__Instructions to follow__
Each line in the entries below that holds the string "الأول" is to be listed.

Saved entries
====

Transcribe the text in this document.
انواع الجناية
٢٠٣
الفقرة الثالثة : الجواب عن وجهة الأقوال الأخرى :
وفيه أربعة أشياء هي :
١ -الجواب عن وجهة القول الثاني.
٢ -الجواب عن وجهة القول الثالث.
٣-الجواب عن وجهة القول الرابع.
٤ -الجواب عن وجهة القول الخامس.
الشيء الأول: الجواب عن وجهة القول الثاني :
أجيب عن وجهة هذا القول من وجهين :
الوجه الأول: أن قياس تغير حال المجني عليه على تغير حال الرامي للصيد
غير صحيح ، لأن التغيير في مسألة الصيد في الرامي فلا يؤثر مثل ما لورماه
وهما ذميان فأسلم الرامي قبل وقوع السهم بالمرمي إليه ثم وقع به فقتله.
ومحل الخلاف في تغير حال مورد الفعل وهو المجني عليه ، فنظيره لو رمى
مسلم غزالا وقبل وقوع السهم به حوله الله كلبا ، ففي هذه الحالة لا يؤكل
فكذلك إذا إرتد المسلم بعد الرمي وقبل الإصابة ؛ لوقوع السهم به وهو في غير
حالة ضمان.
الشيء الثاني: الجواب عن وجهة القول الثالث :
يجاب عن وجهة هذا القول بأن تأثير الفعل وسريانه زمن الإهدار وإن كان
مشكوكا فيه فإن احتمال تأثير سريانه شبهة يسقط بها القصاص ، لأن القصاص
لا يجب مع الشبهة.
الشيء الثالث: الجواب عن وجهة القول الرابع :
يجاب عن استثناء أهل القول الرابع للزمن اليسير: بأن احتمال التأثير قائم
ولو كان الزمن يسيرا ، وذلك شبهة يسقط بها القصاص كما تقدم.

====

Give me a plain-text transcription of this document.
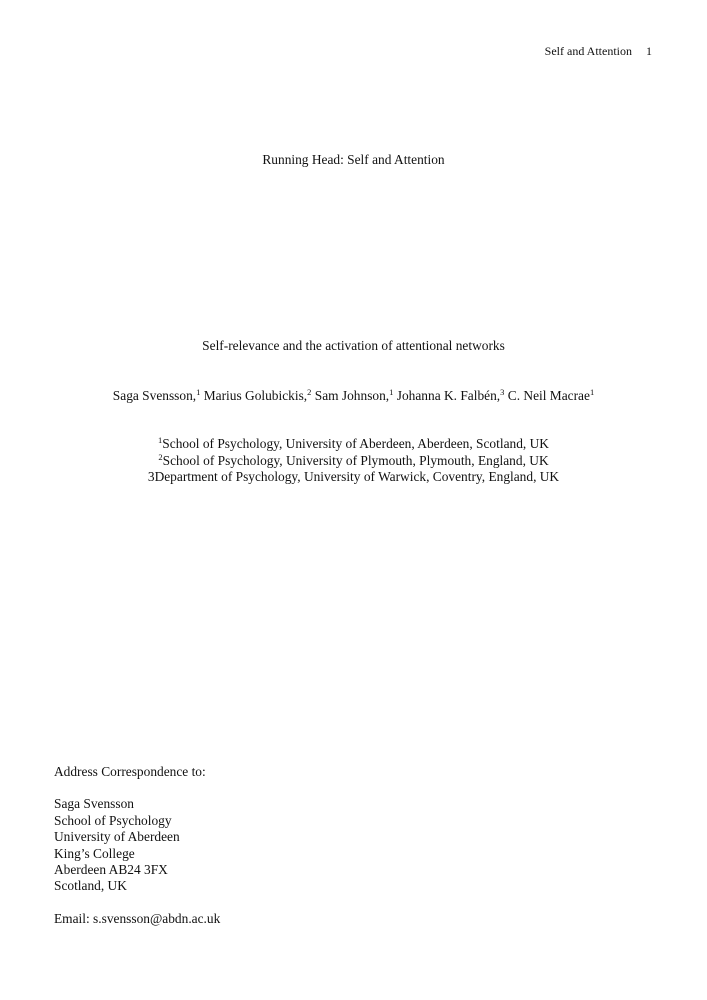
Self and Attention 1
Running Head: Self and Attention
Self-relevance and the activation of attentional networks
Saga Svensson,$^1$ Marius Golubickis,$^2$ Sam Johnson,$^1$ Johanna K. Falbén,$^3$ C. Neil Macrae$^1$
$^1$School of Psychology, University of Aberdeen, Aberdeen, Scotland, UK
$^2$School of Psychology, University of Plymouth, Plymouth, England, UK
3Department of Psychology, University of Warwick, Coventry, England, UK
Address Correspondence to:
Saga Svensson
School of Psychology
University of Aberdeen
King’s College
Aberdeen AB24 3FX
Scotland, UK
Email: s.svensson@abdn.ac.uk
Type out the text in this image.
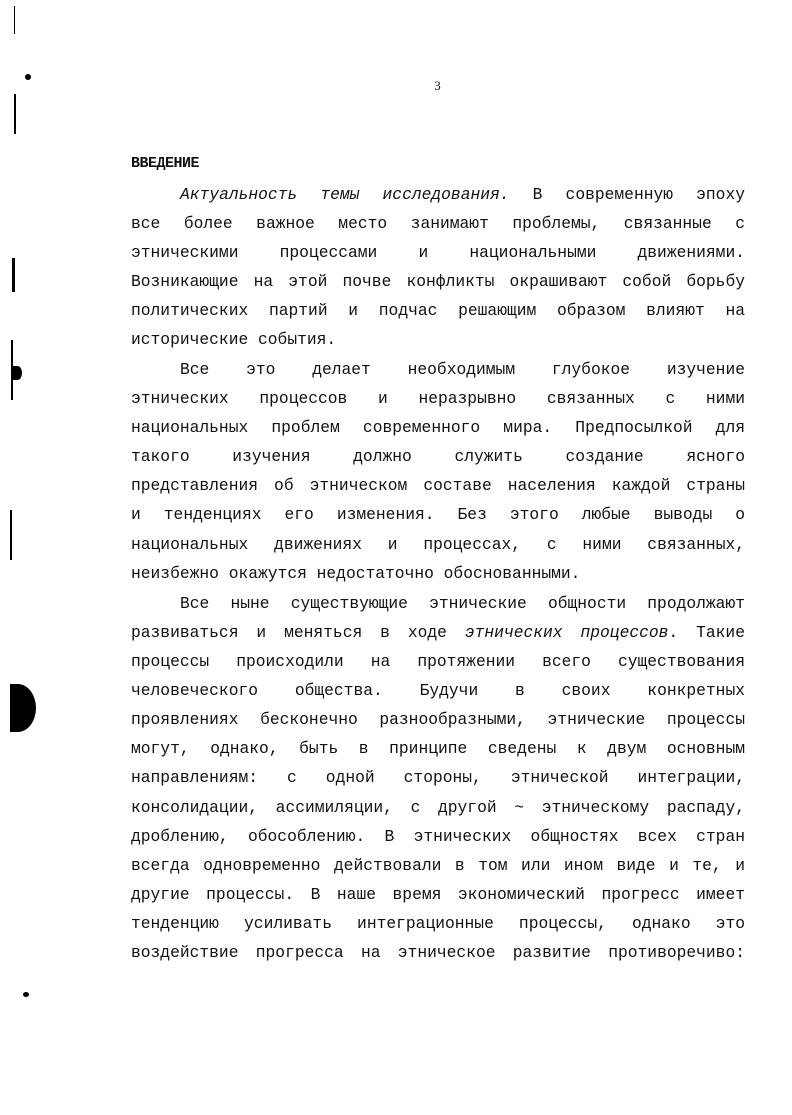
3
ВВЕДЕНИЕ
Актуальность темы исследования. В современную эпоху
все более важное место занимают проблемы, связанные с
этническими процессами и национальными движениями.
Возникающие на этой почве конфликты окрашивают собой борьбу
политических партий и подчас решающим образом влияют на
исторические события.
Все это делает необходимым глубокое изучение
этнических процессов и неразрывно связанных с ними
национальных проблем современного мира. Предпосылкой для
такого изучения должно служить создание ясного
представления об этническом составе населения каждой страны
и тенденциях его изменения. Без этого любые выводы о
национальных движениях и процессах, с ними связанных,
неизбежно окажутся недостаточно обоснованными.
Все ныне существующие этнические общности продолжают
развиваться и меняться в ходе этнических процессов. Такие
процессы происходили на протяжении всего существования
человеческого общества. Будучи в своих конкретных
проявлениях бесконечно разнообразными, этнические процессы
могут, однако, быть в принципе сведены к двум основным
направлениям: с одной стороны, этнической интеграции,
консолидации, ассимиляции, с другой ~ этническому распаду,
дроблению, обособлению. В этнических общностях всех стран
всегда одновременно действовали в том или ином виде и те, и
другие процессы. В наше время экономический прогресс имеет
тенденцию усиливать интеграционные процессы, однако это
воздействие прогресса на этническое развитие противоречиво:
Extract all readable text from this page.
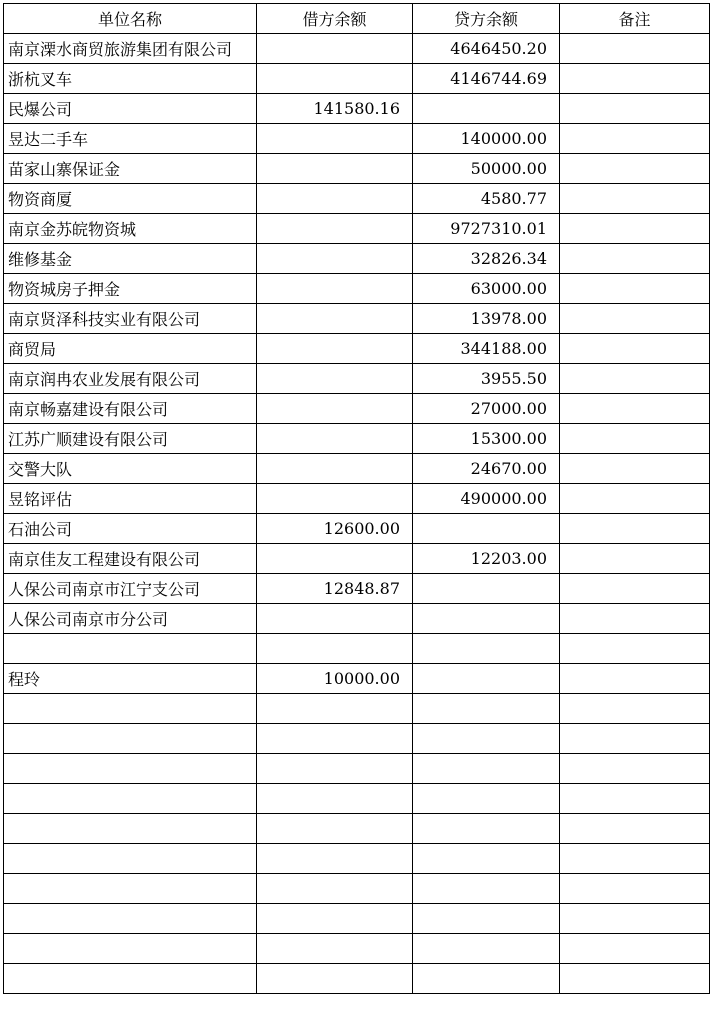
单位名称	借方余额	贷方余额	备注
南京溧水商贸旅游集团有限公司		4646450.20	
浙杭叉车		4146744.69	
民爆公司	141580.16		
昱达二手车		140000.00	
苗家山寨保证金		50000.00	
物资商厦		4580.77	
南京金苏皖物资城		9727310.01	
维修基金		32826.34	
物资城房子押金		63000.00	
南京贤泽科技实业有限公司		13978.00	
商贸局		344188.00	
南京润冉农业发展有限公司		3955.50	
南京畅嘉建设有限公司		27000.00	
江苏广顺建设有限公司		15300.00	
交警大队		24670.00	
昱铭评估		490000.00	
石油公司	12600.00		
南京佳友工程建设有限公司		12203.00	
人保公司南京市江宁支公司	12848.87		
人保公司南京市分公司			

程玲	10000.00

====

__Solved exercise__
الشيء الأول: الجواب عن وجهة القول الثاني :
الوجه الأول: أن قياس تغير حال المجني عليه على تغير حال الرامي للصيد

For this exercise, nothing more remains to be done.